= EXERCISE AIM =
Return every line of the data below that includes the string "text".

..........

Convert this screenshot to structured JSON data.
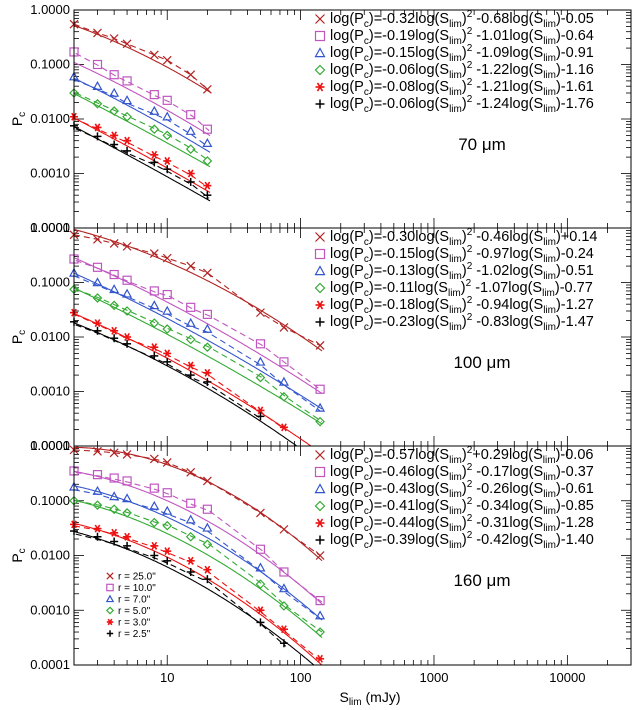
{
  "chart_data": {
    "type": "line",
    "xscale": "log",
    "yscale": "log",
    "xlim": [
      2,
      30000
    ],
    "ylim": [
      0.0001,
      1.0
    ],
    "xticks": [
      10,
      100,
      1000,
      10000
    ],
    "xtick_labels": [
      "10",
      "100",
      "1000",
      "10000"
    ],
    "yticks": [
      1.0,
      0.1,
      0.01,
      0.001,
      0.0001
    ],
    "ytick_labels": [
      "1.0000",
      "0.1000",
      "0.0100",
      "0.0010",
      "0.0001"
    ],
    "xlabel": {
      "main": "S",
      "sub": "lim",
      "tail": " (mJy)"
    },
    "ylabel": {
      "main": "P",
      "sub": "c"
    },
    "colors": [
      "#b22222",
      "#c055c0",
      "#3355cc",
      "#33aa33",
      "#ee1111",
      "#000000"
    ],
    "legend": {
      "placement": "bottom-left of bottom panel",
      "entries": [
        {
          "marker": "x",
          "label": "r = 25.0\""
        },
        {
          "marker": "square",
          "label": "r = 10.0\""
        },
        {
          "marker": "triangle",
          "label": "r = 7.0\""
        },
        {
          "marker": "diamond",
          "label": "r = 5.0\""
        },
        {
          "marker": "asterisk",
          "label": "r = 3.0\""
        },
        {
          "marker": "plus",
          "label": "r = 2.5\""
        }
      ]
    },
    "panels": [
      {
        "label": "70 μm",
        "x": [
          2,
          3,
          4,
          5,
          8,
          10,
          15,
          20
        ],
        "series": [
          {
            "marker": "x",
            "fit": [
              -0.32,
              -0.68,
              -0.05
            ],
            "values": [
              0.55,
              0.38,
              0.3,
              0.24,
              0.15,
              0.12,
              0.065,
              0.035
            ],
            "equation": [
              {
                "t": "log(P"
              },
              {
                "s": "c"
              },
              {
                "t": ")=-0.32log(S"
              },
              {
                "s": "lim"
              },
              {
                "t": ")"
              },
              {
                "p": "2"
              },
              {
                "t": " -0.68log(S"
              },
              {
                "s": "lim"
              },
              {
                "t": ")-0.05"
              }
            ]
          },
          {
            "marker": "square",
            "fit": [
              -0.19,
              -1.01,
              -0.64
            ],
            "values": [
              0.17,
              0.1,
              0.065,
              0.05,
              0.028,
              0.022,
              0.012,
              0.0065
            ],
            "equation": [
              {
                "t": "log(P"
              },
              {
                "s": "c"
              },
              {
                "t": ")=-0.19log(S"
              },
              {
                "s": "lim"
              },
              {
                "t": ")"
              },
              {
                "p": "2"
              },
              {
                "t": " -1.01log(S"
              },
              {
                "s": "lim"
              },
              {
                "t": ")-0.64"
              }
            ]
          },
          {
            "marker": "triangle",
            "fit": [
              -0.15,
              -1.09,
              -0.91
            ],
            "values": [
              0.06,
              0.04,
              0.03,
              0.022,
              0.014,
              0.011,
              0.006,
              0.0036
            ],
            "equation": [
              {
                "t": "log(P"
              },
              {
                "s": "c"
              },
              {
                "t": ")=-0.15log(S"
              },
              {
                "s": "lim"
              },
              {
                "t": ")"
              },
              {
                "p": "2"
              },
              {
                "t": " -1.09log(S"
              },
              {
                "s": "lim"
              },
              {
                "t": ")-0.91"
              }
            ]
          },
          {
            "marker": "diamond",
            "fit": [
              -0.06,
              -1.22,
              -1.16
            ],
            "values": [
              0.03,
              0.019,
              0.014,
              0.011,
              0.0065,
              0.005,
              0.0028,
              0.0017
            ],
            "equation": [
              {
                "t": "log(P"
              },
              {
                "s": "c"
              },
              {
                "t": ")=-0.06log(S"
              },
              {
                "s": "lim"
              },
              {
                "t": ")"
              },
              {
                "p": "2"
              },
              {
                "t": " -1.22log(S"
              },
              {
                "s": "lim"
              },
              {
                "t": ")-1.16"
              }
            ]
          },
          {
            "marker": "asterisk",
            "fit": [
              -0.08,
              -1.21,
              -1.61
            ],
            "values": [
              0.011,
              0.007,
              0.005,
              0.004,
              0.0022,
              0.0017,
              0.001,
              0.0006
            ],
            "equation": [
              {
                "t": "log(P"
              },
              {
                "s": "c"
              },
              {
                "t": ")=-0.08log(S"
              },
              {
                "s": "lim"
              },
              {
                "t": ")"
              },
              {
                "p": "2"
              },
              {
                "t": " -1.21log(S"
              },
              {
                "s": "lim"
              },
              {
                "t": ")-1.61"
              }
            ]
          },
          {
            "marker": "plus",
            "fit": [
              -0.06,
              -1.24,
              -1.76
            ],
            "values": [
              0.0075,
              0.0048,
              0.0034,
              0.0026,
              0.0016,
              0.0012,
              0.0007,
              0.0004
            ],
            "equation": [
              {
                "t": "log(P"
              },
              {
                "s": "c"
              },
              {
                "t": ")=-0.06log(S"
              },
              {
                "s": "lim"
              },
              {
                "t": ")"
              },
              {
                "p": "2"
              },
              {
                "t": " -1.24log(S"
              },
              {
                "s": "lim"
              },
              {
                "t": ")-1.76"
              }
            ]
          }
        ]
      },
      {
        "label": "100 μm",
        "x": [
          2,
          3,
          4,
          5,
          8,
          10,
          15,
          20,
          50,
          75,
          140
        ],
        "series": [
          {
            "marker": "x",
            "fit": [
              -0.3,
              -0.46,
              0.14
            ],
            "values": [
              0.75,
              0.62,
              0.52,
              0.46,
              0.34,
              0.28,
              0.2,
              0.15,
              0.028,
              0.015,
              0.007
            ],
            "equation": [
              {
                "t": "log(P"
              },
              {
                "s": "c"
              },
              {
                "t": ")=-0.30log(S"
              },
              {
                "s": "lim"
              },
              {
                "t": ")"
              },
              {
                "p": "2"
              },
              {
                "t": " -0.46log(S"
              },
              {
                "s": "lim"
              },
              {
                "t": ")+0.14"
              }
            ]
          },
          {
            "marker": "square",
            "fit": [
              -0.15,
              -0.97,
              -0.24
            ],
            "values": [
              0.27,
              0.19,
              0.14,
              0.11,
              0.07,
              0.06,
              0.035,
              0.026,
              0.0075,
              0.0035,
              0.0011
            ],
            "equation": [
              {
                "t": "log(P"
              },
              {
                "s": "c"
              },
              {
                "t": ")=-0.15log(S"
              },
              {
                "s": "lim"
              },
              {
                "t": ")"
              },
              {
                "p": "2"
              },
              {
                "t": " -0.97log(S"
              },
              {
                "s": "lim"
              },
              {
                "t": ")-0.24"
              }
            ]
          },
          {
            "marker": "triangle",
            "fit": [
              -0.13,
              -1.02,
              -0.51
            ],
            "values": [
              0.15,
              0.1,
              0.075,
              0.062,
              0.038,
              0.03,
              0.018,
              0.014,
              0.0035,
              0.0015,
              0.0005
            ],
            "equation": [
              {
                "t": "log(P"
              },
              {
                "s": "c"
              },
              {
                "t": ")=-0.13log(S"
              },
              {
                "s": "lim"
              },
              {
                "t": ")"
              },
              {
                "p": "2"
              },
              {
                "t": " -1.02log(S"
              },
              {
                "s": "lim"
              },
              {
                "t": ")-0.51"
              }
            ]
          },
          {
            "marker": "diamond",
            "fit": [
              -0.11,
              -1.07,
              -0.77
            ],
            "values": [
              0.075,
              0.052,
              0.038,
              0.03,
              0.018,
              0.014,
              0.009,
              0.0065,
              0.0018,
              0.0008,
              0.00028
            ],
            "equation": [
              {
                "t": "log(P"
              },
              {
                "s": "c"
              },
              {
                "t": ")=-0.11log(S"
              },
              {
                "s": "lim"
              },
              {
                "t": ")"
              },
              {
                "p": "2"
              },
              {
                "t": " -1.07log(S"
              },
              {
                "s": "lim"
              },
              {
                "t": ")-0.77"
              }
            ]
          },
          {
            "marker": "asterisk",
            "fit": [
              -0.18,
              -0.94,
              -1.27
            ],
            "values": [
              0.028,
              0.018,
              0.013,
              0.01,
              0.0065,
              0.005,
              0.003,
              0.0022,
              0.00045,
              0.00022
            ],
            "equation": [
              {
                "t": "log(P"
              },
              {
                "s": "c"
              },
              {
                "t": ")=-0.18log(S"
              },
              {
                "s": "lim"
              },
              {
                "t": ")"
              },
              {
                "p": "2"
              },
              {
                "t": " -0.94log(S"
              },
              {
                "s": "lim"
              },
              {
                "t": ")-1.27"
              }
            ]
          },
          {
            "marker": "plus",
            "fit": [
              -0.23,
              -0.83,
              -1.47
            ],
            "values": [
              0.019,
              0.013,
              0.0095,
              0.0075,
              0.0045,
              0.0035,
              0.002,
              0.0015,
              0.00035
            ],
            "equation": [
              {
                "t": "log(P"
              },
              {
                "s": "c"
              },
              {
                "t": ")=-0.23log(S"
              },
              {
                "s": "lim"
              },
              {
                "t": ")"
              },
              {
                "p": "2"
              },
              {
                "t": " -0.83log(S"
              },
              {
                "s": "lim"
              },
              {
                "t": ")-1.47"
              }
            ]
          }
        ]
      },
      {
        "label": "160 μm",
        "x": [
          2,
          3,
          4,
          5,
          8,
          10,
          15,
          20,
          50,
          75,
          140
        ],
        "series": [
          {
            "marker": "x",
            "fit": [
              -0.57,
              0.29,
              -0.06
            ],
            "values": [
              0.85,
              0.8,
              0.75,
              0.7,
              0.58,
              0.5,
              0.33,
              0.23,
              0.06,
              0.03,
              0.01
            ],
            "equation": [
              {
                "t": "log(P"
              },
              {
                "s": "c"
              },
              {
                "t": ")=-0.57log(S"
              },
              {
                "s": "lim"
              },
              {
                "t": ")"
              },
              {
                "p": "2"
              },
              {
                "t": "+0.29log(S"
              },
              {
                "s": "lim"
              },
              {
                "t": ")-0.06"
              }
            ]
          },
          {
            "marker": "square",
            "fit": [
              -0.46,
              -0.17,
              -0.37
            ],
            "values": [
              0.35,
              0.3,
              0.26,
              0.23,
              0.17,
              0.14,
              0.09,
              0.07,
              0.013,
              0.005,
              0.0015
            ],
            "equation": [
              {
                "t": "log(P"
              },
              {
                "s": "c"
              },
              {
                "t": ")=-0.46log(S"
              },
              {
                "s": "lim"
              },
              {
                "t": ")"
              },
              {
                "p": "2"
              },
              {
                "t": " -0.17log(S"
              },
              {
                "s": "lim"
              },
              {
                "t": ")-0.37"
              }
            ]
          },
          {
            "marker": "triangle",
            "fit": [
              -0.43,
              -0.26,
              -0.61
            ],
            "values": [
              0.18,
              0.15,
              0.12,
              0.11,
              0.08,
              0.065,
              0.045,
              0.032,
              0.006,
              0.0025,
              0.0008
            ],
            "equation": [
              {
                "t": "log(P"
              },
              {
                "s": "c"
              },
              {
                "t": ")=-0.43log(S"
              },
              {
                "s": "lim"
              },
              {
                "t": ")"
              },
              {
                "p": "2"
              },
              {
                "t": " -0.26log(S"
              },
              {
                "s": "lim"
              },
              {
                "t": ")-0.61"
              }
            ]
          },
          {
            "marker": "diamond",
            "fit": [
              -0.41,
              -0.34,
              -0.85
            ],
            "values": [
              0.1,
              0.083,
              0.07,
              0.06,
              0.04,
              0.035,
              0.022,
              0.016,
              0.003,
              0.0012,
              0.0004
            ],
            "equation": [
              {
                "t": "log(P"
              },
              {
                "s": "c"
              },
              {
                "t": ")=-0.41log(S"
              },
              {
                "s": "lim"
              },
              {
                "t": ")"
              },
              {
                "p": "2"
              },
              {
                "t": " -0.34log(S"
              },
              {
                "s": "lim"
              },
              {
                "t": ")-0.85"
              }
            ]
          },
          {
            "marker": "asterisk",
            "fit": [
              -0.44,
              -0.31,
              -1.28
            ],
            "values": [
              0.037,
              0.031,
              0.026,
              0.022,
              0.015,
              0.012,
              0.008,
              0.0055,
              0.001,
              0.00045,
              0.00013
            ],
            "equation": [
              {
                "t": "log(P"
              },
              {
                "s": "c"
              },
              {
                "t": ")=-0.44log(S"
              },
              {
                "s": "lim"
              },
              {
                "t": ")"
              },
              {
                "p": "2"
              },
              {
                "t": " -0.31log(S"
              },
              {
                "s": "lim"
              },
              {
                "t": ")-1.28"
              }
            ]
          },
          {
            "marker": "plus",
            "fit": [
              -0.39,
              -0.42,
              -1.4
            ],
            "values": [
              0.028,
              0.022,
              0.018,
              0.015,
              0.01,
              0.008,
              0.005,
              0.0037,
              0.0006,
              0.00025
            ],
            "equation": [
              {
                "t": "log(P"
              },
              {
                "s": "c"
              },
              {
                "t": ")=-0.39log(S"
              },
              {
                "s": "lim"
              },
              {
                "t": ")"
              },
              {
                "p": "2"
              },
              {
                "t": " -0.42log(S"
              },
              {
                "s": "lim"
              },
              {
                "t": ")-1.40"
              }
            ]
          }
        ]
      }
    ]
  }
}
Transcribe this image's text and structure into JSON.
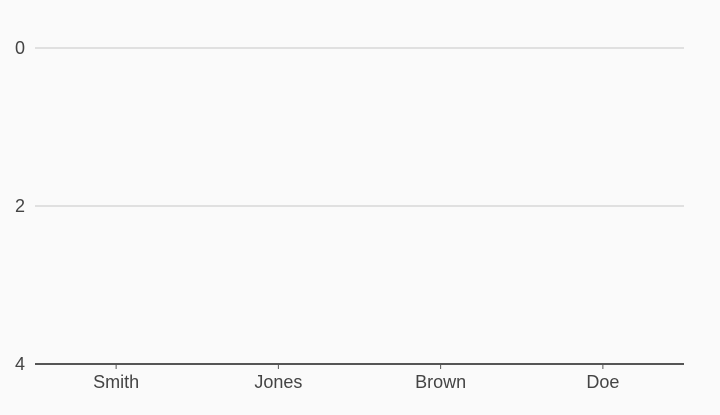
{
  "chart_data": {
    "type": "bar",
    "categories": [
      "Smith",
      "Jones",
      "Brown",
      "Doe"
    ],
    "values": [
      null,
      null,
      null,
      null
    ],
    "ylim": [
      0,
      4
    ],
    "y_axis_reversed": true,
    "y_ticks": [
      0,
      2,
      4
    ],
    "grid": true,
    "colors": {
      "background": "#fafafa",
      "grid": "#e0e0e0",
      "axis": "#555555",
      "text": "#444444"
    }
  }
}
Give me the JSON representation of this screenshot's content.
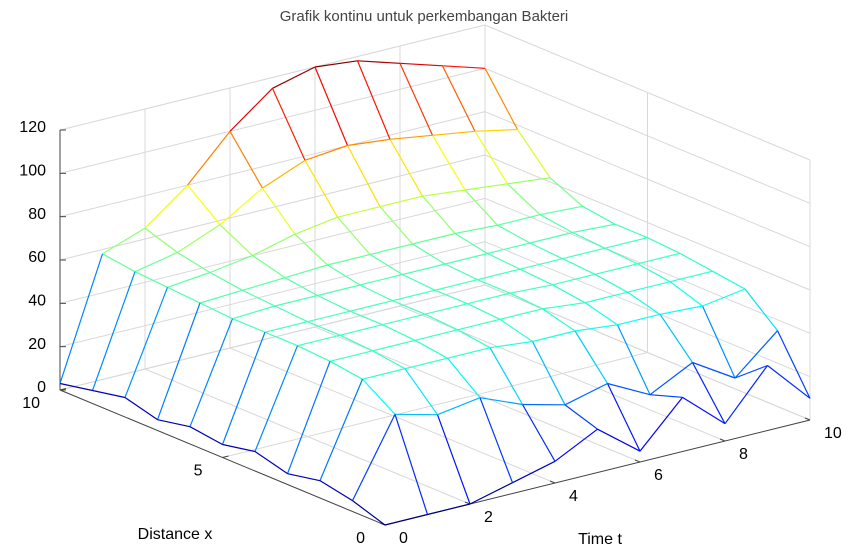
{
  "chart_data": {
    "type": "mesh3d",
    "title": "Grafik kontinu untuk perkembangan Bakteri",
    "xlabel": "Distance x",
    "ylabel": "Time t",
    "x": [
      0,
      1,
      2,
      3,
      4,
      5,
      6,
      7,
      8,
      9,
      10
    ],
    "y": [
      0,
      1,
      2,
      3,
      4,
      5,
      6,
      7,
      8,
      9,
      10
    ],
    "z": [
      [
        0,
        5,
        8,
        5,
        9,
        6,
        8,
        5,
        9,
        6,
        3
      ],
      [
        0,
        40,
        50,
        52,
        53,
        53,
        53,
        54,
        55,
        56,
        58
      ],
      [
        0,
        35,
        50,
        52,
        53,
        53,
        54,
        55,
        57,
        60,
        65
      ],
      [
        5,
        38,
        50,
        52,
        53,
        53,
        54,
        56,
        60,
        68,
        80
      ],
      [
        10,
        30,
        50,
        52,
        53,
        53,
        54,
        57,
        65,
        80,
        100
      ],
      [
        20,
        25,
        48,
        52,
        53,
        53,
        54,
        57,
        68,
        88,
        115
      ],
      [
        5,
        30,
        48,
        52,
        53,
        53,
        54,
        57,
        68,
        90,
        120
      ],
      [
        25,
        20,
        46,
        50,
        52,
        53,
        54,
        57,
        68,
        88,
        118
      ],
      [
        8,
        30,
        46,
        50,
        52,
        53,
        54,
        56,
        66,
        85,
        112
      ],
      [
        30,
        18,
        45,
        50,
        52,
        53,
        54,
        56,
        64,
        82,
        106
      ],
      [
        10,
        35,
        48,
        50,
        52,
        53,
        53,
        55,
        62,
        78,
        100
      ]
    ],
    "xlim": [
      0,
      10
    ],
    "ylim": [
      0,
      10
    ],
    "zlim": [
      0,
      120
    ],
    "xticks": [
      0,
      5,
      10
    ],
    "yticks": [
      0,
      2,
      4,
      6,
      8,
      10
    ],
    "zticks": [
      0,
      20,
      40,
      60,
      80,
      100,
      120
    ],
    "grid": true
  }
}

..........

= WRITTEN RESPONSE =
Transcribe this image's text and structure into JSON.
      "text": "#444444"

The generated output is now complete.